* [Data for processing]:
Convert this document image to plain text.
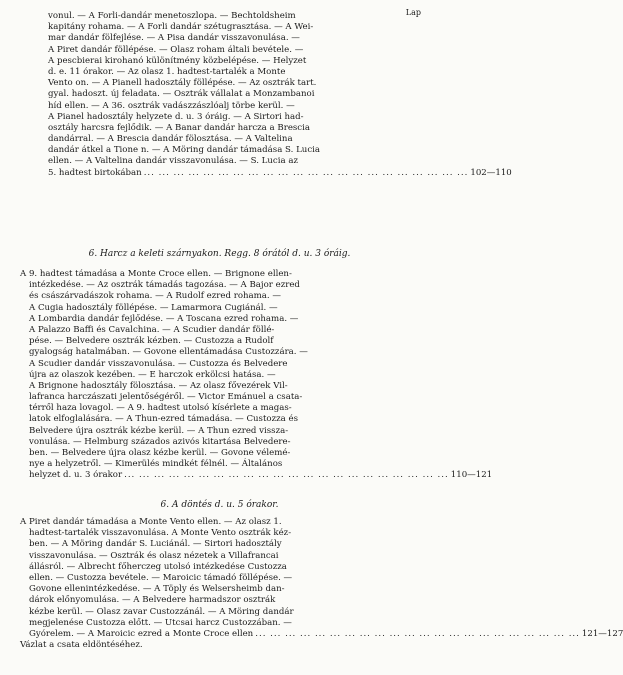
Lap
vonul. — A Forli-dandár menetoszlopa. — Bechtoldsheim
kapitány rohama. — A Forli dandár szétugrasztása. — A Wei-
mar dandár fölfejlése. — A Pisa dandár visszavonulása. —
A Piret dandár föllépése. — Olasz roham általi bevétele. —
A pescbierai kirohanó különítmény közbelépése. — Helyzet
d. e. 11 órakor. — Az olasz 1. hadtest-tartalék a Monte
Vento on. — A Pianell hadosztály föllépése. — Az osztrák tart.
gyal. hadoszt. új feladata. — Osztrák vállalat a Monzambanoi
híd ellen. — A 36. osztrák vadászzászlóalj törbe kerül. —
A Pianel hadosztály helyzete d. u. 3 óráig. — A Sirtori had-
osztály harcsra fejlődik. — A Banar dandár harcza a Brescia
dandárral. — A Brescia dandár fölosztása. — A Valtelina
dandár átkel a Tione n. — A Möring dandár támadása S. Lucia
ellen. — A Valtelina dandár visszavonulása. — S. Lucia az
5. hadtest birtokában ... ... ... ... ... ... ... ... ... ... ... ... ... ... ... ... ... ... ... ... ... ... 102—110
6. Harcz a keleti szárnyakon. Regg. 8 órától d. u. 3 óráig.
A 9. hadtest támadása a Monte Croce ellen. — Brignone ellen-
intézkedése. — Az osztrák támadás tagozása. — A Bajor ezred
és császárvadászok rohama. — A Rudolf ezred rohama. —
A Cugia hadosztály föllépése. — Lamarmora Cugiánál. —
A Lombardia dandár fejlődése. — A Toscana ezred rohama. —
A Palazzo Baffi és Cavalchina. — A Scudier dandár föllé-
pése. — Belvedere osztrák kézben. — Custozza a Rudolf
gyalogság hatalmában. — Govone ellentámadása Custozzára. —
A Scudier dandár visszavonulása. — Custozza és Belvedere
újra az olaszok kezében. — E harczok erkölcsi hatása. —
A Brignone hadosztály fölosztása. — Az olasz fővezérek Vil-
lafranca harczászati jelentőségéről. — Victor Emánuel a csata-
térről haza lovagol. — A 9. hadtest utolsó kísérlete a magas-
latok elfoglalására. — A Thun-ezred támadása. — Custozza és
Belvedere újra osztrák kézbe kerül. — A Thun ezred vissza-
vonulása. — Helmburg százados azivós kitartása Belvedere-
ben. — Belvedere újra olasz kézbe kerül. — Govone vélemé-
nye a helyzetről. — Kimerülés mindkét félnél. — Általános
helyzet d. u. 3 órakor ... ... ... ... ... ... ... ... ... ... ... ... ... ... ... ... ... ... ... ... ... ... 110—121
6. A döntés d. u. 5 órakor.
A Piret dandár támadása a Monte Vento ellen. — Az olasz 1.
hadtest-tartalék visszavonulása. A Monte Vento osztrák kéz-
ben. — A Möring dandár S. Luciánál. — Sirtori hadosztály
visszavonulása. — Osztrák és olasz nézetek a Villafrancai
állásról. — Albrecht főherczeg utolsó intézkedése Custozza
ellen. — Custozza bevétele. — Maroicic támadó föllépése. —
Govone ellenintézkedése. — A Töply és Welsersheimb dan-
dárok előnyomulása. — A Belvedere harmadszor osztrák
kézbe kerül. — Olasz zavar Custozzánál. — A Möring dandár
megjelenése Custozza előtt. — Utcsai harcz Custozzában. —
Gyórelem. — A Maroicic ezred a Monte Croce ellen ... ... ... ... ... ... ... ... ... ... ... ... ... ... ... ... ... ... ... ... ... ... 121—127
Vázlat a csata eldöntéséhez.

* [Aim of the task]: Set the data above down again exactly as given, with no pictures.

* [Result]:
Convert this document image to plain text.
Lap
vonul. — A Forli-dandár menetoszlopa. — Bechtoldsheim
kapitány rohama. — A Forli dandár szétugrasztása. — A Wei-
mar dandár fölfejlése. — A Pisa dandár visszavonulása. —
A Piret dandár föllépése. — Olasz roham általi bevétele. —
A pescbierai kirohanó különítmény közbelépése. — Helyzet
d. e. 11 órakor. — Az olasz 1. hadtest-tartalék a Monte
Vento on. — A Pianell hadosztály föllépése. — Az osztrák tart.
gyal. hadoszt. új feladata. — Osztrák vállalat a Monzambanoi
híd ellen. — A 36. osztrák vadászzászlóalj törbe kerül. —
A Pianel hadosztály helyzete d. u. 3 óráig. — A Sirtori had-
osztály harcsra fejlődik. — A Banar dandár harcza a Brescia
dandárral. — A Brescia dandár fölosztása. — A Valtelina
dandár átkel a Tione n. — A Möring dandár támadása S. Lucia
ellen. — A Valtelina dandár visszavonulása. — S. Lucia az
5. hadtest birtokában ... ... ... ... ... ... ... ... ... ... ... ... ... ... ... ... ... ... ... ... ... ... 102—110
6. Harcz a keleti szárnyakon. Regg. 8 órától d. u. 3 óráig.
A 9. hadtest támadása a Monte Croce ellen. — Brignone ellen-
intézkedése. — Az osztrák támadás tagozása. — A Bajor ezred
és császárvadászok rohama. — A Rudolf ezred rohama. —
A Cugia hadosztály föllépése. — Lamarmora Cugiánál. —
A Lombardia dandár fejlődése. — A Toscana ezred rohama. —
A Palazzo Baffi és Cavalchina. — A Scudier dandár föllé-
pése. — Belvedere osztrák kézben. — Custozza a Rudolf
gyalogság hatalmában. — Govone ellentámadása Custozzára. —
A Scudier dandár visszavonulása. — Custozza és Belvedere
újra az olaszok kezében. — E harczok erkölcsi hatása. —
A Brignone hadosztály fölosztása. — Az olasz fővezérek Vil-
lafranca harczászati jelentőségéről. — Victor Emánuel a csata-
térről haza lovagol. — A 9. hadtest utolsó kísérlete a magas-
latok elfoglalására. — A Thun-ezred támadása. — Custozza és
Belvedere újra osztrák kézbe kerül. — A Thun ezred vissza-
vonulása. — Helmburg százados azivós kitartása Belvedere-
ben. — Belvedere újra olasz kézbe kerül. — Govone vélemé-
nye a helyzetről. — Kimerülés mindkét félnél. — Általános
helyzet d. u. 3 órakor ... ... ... ... ... ... ... ... ... ... ... ... ... ... ... ... ... ... ... ... ... ... 110—121
6. A döntés d. u. 5 órakor.
A Piret dandár támadása a Monte Vento ellen. — Az olasz 1.
hadtest-tartalék visszavonulása. A Monte Vento osztrák kéz-
ben. — A Möring dandár S. Luciánál. — Sirtori hadosztály
visszavonulása. — Osztrák és olasz nézetek a Villafrancai
állásról. — Albrecht főherczeg utolsó intézkedése Custozza
ellen. — Custozza bevétele. — Maroicic támadó föllépése. —
Govone ellenintézkedése. — A Töply és Welsersheimb dan-
dárok előnyomulása. — A Belvedere harmadszor osztrák
kézbe kerül. — Olasz zavar Custozzánál. — A Möring dandár
megjelenése Custozza előtt. — Utcsai harcz Custozzában. —
Gyórelem. — A Maroicic ezred a Monte Croce ellen ... ... ... ... ... ... ... ... ... ... ... ... ... ... ... ... ... ... ... ... ... ... 121—127
Vázlat a csata eldöntéséhez.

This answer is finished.